Given data:
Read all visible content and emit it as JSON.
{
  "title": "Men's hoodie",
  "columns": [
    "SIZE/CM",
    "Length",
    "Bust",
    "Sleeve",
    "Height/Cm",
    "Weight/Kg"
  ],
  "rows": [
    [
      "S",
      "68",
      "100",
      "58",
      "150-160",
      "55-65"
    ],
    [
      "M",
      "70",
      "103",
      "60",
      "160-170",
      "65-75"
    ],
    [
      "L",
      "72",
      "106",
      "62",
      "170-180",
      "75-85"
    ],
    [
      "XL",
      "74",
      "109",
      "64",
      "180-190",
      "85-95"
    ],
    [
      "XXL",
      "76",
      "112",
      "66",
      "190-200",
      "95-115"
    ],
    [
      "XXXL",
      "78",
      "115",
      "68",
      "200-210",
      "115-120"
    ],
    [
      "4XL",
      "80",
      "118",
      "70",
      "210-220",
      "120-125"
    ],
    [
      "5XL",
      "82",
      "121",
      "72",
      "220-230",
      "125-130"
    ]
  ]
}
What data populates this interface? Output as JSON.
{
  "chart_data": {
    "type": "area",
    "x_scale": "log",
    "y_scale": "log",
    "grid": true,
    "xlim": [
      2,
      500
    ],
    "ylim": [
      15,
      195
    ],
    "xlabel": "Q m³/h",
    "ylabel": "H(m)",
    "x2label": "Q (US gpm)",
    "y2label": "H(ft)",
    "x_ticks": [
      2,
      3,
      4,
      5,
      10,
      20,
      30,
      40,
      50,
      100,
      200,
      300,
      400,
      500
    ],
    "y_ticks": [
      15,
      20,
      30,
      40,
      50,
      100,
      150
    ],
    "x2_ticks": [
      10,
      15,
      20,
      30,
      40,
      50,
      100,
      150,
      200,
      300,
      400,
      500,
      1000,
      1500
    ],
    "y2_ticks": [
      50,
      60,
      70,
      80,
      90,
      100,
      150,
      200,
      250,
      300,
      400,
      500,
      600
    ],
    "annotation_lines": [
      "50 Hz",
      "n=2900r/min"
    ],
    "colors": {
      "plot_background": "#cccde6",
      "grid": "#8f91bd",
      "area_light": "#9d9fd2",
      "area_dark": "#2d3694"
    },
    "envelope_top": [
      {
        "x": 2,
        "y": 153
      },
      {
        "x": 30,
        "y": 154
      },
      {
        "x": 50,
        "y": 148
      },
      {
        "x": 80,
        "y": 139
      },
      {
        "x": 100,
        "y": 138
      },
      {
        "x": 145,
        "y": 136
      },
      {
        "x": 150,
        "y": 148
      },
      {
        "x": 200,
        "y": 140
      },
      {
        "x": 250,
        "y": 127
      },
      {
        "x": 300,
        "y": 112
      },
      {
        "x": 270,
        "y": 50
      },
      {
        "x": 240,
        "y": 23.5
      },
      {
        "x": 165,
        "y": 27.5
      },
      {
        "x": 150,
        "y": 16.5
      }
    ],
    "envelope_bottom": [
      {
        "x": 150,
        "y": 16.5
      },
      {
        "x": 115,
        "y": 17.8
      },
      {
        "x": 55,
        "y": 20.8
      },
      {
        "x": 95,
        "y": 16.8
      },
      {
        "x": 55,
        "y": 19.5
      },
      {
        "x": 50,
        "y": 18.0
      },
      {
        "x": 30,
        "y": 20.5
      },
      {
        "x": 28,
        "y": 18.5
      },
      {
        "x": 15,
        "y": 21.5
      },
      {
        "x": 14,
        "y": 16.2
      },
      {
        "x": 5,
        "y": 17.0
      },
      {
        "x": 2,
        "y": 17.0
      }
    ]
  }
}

Problem description: Reproduce each entry above exactly, keeping every word.

Exercise answer:
Read all visible content and emit it as JSON.
{
  "title": "Men's hoodie",
  "columns": [
    "SIZE/CM",
    "Length",
    "Bust",
    "Sleeve",
    "Height/Cm",
    "Weight/Kg"
  ],
  "rows": [
    [
      "S",
      "68",
      "100",
      "58",
      "150-160",
      "55-65"
    ],
    [
      "M",
      "70",
      "103",
      "60",
      "160-170",
      "65-75"
    ],
    [
      "L",
      "72",
      "106",
      "62",
      "170-180",
      "75-85"
    ],
    [
      "XL",
      "74",
      "109",
      "64",
      "180-190",
      "85-95"
    ],
    [
      "XXL",
      "76",
      "112",
      "66",
      "190-200",
      "95-115"
    ],
    [
      "XXXL",
      "78",
      "115",
      "68",
      "200-210",
      "115-120"
    ],
    [
      "4XL",
      "80",
      "118",
      "70",
      "210-220",
      "120-125"
    ],
    [
      "5XL",
      "82",
      "121",
      "72",
      "220-230",
      "125-130"
    ]
  ]
}
What data populates this interface? Output as JSON.
{
  "chart_data": {
    "type": "area",
    "x_scale": "log",
    "y_scale": "log",
    "grid": true,
    "xlim": [
      2,
      500
    ],
    "ylim": [
      15,
      195
    ],
    "xlabel": "Q m³/h",
    "ylabel": "H(m)",
    "x2label": "Q (US gpm)",
    "y2label": "H(ft)",
    "x_ticks": [
      2,
      3,
      4,
      5,
      10,
      20,
      30,
      40,
      50,
      100,
      200,
      300,
      400,
      500
    ],
    "y_ticks": [
      15,
      20,
      30,
      40,
      50,
      100,
      150
    ],
    "x2_ticks": [
      10,
      15,
      20,
      30,
      40,
      50,
      100,
      150,
      200,
      300,
      400,
      500,
      1000,
      1500
    ],
    "y2_ticks": [
      50,
      60,
      70,
      80,
      90,
      100,
      150,
      200,
      250,
      300,
      400,
      500,
      600
    ],
    "annotation_lines": [
      "50 Hz",
      "n=2900r/min"
    ],
    "colors": {
      "plot_background": "#cccde6",
      "grid": "#8f91bd",
      "area_light": "#9d9fd2",
      "area_dark": "#2d3694"
    },
    "envelope_top": [
      {
        "x": 2,
        "y": 153
      },
      {
        "x": 30,
        "y": 154
      },
      {
        "x": 50,
        "y": 148
      },
      {
        "x": 80,
        "y": 139
      },
      {
        "x": 100,
        "y": 138
      },
      {
        "x": 145,
        "y": 136
      },
      {
        "x": 150,
        "y": 148
      },
      {
        "x": 200,
        "y": 140
      },
      {
        "x": 250,
        "y": 127
      },
      {
        "x": 300,
        "y": 112
      },
      {
        "x": 270,
        "y": 50
      },
      {
        "x": 240,
        "y": 23.5
      },
      {
        "x": 165,
        "y": 27.5
      },
      {
        "x": 150,
        "y": 16.5
      }
    ],
    "envelope_bottom": [
      {
        "x": 150,
        "y": 16.5
      },
      {
        "x": 115,
        "y": 17.8
      },
      {
        "x": 55,
        "y": 20.8
      },
      {
        "x": 95,
        "y": 16.8
      },
      {
        "x": 55,
        "y": 19.5
      },
      {
        "x": 50,
        "y": 18.0
      },
      {
        "x": 30,
        "y": 20.5
      },
      {
        "x": 28,
        "y": 18.5
      },
      {
        "x": 15,
        "y": 21.5
      },
      {
        "x": 14,
        "y": 16.2
      },
      {
        "x": 5,
        "y": 17.0
      },
      {
        "x": 2,
        "y": 17.0
      }
    ]
  }
}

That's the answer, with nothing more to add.